▶ Problem statement: Beginning at the line containing "Output the text content of this document." and continuing to the end of the records below, give each line again exactly as it stands, and only those lines.

▶ Exercise inputs:
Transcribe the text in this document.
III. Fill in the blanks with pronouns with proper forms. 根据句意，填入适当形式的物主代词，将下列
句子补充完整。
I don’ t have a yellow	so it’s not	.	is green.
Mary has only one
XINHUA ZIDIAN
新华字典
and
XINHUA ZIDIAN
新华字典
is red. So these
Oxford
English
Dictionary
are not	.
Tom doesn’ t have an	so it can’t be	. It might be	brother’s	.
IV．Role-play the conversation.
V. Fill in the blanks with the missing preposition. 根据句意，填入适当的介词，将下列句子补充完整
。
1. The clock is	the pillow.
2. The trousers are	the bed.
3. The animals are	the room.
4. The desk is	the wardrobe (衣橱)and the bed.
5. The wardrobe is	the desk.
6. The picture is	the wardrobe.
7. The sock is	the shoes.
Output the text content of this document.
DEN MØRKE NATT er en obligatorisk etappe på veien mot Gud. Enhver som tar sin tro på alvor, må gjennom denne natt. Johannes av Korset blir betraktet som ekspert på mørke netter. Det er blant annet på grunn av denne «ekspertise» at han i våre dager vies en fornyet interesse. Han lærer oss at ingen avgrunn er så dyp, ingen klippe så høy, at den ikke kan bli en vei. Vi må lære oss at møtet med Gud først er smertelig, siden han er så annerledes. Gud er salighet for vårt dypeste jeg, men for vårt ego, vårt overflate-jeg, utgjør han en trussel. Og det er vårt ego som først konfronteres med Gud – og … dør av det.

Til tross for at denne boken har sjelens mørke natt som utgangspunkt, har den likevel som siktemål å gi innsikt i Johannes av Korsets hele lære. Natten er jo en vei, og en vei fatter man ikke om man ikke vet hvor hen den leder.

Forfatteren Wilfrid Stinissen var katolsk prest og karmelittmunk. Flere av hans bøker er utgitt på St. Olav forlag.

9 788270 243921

▶ Expected answer:
Output the text content of this document.
DEN MØRKE NATT er en obligatorisk etappe på veien mot Gud. Enhver som tar sin tro på alvor, må gjennom denne natt. Johannes av Korset blir betraktet som ekspert på mørke netter. Det er blant annet på grunn av denne «ekspertise» at han i våre dager vies en fornyet interesse. Han lærer oss at ingen avgrunn er så dyp, ingen klippe så høy, at den ikke kan bli en vei. Vi må lære oss at møtet med Gud først er smertelig, siden han er så annerledes. Gud er salighet for vårt dypeste jeg, men for vårt ego, vårt overflate-jeg, utgjør han en trussel. Og det er vårt ego som først konfronteres med Gud – og … dør av det.

Til tross for at denne boken har sjelens mørke natt som utgangspunkt, har den likevel som siktemål å gi innsikt i Johannes av Korsets hele lære. Natten er jo en vei, og en vei fatter man ikke om man ikke vet hvor hen den leder.

Forfatteren Wilfrid Stinissen var katolsk prest og karmelittmunk. Flere av hans bøker er utgitt på St. Olav forlag.

9 788270 243921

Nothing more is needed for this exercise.